Excerpted text -
※ ※ ※

May 30, 2019 9:28 AM PT
Android Intelligence Analysis

Get ready for some serious Google operating system confusion

Think Google's lineup of overlapping operating systems is overwhelming now? Just wait.

Google

Google's approach to operating systems has long befuddled the tech-observing masses. For years, the confusion revolved around the existence of both Android and Chrome OS — two operating systems that struck some folks as being overly similar and without their own distinctive purposes.

Google, as we all know, had a plan — and it eventually spelled things out clear as could be: Android was the operating system for touch-centric experiences, like those you see on phones, while Chrome OS was the framework for more large-screen, desktop-like, keyboard-oriented configurations. The two could co-exist merrily and become aligned — to gain a consistent visual identity and share functional strengths — without having to be merged in a one-or-the-other-style deathmatch, as so many pundits long predicted.

It all made sense, and we had an approach that seemed both deliberate and carefully considered. Sure, things started to get a little murky when Google began to position the Chromebook as the new "Android tablet" — leading up to the launch of the slate-only Chrome OS devices we sometimes see today — but still, the basic idea mostly held true: If you wanted a touch-centric experience like on a phone, you'd get Android. If you wanted a more desktop-like experience, whether in the form of a laptop or a tablet, you'd get Chrome OS. The exact parameters may have gotten a bit muddled, but Google's overall vision for its operating system philosophy still mostly made sense.

Well, gang, it appears that bout of clarity is coming to an end. Android and Chrome OS are still alive and thriving, without a doubt — and despite the constant calls to the contrary, there's no indication either is going anywhere anytime soon — but a slew of new factors is about to complicate matters and put us back into bewilderment.

Think through these upcoming complications with me, and prepare to be befuddled once more.

Desktop disorientation

All right, so Android is for phone-like touch experiences, and Chrome OS is for a more desktop-like setup — right? That's what we've been shown and told for years. With the upcoming Android Q release, though, that's all being thrown out the window, in a manner of speaking, thanks to the addition of a baffling new Android desktop mode.

※ ※ ※

Entries provided -
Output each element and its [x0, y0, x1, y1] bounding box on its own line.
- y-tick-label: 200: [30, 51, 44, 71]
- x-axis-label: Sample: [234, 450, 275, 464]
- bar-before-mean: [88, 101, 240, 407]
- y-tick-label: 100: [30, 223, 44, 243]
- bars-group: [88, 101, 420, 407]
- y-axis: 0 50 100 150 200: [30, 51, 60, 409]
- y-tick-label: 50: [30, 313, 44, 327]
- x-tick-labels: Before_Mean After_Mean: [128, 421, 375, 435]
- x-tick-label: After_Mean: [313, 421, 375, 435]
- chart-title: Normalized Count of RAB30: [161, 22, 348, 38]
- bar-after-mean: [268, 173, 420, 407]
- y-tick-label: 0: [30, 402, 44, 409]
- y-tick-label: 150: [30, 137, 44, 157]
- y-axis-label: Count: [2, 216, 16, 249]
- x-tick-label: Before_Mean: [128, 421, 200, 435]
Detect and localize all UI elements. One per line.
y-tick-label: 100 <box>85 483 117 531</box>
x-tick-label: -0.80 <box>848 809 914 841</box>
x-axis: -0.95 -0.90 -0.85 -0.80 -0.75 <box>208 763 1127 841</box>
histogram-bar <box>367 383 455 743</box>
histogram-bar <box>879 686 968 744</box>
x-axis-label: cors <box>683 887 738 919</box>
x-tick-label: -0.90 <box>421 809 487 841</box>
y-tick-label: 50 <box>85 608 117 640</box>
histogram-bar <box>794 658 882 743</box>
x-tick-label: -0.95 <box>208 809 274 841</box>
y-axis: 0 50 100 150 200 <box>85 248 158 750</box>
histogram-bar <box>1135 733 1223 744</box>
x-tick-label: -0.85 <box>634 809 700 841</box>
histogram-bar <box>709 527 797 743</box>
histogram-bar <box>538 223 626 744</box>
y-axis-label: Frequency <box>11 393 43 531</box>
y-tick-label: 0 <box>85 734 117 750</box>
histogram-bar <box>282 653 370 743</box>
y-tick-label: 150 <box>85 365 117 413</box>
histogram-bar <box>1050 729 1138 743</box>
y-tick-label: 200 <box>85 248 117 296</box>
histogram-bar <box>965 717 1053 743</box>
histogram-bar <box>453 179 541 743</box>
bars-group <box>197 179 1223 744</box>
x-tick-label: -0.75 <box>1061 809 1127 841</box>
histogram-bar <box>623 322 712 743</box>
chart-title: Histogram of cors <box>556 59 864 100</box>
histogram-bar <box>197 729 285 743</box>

※ ※ ※

Tasks to complete -
**1)** Copy out the passage of the article on Google's operating systems that begins with the words containing "Well, gang, it" and ends with "Android desktop mode.".
**2)** In the article on Google's operating systems, which upcoming Android release adds a new desktop mode?

Expected outputs -
**1)**
Well, gang, it appears that bout of clarity is coming to an end. Android and Chrome OS are still alive and thriving, without a doubt — and despite the constant calls to the contrary, there's no indication either is going anywhere anytime soon — but a slew of new factors is about to complicate matters and put us back into bewilderment.

Think through these upcoming complications with me, and prepare to be befuddled once more.

Desktop disorientation

All right, so Android is for phone-like touch experiences, and Chrome OS is for a more desktop-like setup — right? That's what we've been shown and told for years. With the upcoming Android Q release, though, that's all being thrown out the window, in a manner of speaking, thanks to the addition of a baffling new Android desktop mode.

**2)** Android Q